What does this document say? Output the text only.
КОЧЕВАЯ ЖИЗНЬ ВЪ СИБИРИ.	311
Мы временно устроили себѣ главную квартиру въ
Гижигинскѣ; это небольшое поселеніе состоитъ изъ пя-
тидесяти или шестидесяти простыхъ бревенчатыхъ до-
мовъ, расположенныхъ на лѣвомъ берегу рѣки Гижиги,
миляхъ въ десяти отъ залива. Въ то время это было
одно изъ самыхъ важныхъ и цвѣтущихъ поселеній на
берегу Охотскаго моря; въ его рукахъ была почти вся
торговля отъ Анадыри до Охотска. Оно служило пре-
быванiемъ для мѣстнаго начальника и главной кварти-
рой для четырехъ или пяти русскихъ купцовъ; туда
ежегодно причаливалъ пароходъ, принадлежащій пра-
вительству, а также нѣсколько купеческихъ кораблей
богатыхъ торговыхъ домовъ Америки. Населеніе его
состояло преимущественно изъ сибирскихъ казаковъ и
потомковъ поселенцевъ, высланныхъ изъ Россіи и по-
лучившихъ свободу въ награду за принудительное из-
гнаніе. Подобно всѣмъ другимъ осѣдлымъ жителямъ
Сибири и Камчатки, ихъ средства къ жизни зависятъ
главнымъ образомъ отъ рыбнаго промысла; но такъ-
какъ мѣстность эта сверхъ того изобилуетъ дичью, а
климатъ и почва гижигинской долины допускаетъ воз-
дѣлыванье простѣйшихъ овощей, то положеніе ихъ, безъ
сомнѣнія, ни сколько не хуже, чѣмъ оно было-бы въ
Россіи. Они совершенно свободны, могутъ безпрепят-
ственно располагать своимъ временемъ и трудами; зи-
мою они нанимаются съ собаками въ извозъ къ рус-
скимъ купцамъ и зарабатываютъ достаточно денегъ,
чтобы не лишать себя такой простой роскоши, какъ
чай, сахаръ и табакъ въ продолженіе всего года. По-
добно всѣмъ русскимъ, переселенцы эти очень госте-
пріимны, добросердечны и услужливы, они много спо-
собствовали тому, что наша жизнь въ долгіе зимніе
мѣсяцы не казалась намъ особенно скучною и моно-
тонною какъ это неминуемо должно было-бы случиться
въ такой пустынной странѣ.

> [TASK TO COMPLETE]:
Reproduce the entries above in full by retyping them exactly.

> [WRITTEN SOLUTION]:
What does this document say? Output the text only.
КОЧЕВАЯ ЖИЗНЬ ВЪ СИБИРИ.	311
Мы временно устроили себѣ главную квартиру въ
Гижигинскѣ; это небольшое поселеніе состоитъ изъ пя-
тидесяти или шестидесяти простыхъ бревенчатыхъ до-
мовъ, расположенныхъ на лѣвомъ берегу рѣки Гижиги,
миляхъ въ десяти отъ залива. Въ то время это было
одно изъ самыхъ важныхъ и цвѣтущихъ поселеній на
берегу Охотскаго моря; въ его рукахъ была почти вся
торговля отъ Анадыри до Охотска. Оно служило пре-
быванiемъ для мѣстнаго начальника и главной кварти-
рой для четырехъ или пяти русскихъ купцовъ; туда
ежегодно причаливалъ пароходъ, принадлежащій пра-
вительству, а также нѣсколько купеческихъ кораблей
богатыхъ торговыхъ домовъ Америки. Населеніе его
состояло преимущественно изъ сибирскихъ казаковъ и
потомковъ поселенцевъ, высланныхъ изъ Россіи и по-
лучившихъ свободу въ награду за принудительное из-
гнаніе. Подобно всѣмъ другимъ осѣдлымъ жителямъ
Сибири и Камчатки, ихъ средства къ жизни зависятъ
главнымъ образомъ отъ рыбнаго промысла; но такъ-
какъ мѣстность эта сверхъ того изобилуетъ дичью, а
климатъ и почва гижигинской долины допускаетъ воз-
дѣлыванье простѣйшихъ овощей, то положеніе ихъ, безъ
сомнѣнія, ни сколько не хуже, чѣмъ оно было-бы въ
Россіи. Они совершенно свободны, могутъ безпрепят-
ственно располагать своимъ временемъ и трудами; зи-
мою они нанимаются съ собаками въ извозъ къ рус-
скимъ купцамъ и зарабатываютъ достаточно денегъ,
чтобы не лишать себя такой простой роскоши, какъ
чай, сахаръ и табакъ въ продолженіе всего года. По-
добно всѣмъ русскимъ, переселенцы эти очень госте-
пріимны, добросердечны и услужливы, они много спо-
собствовали тому, что наша жизнь въ долгіе зимніе
мѣсяцы не казалась намъ особенно скучною и моно-
тонною какъ это неминуемо должно было-бы случиться
въ такой пустынной странѣ.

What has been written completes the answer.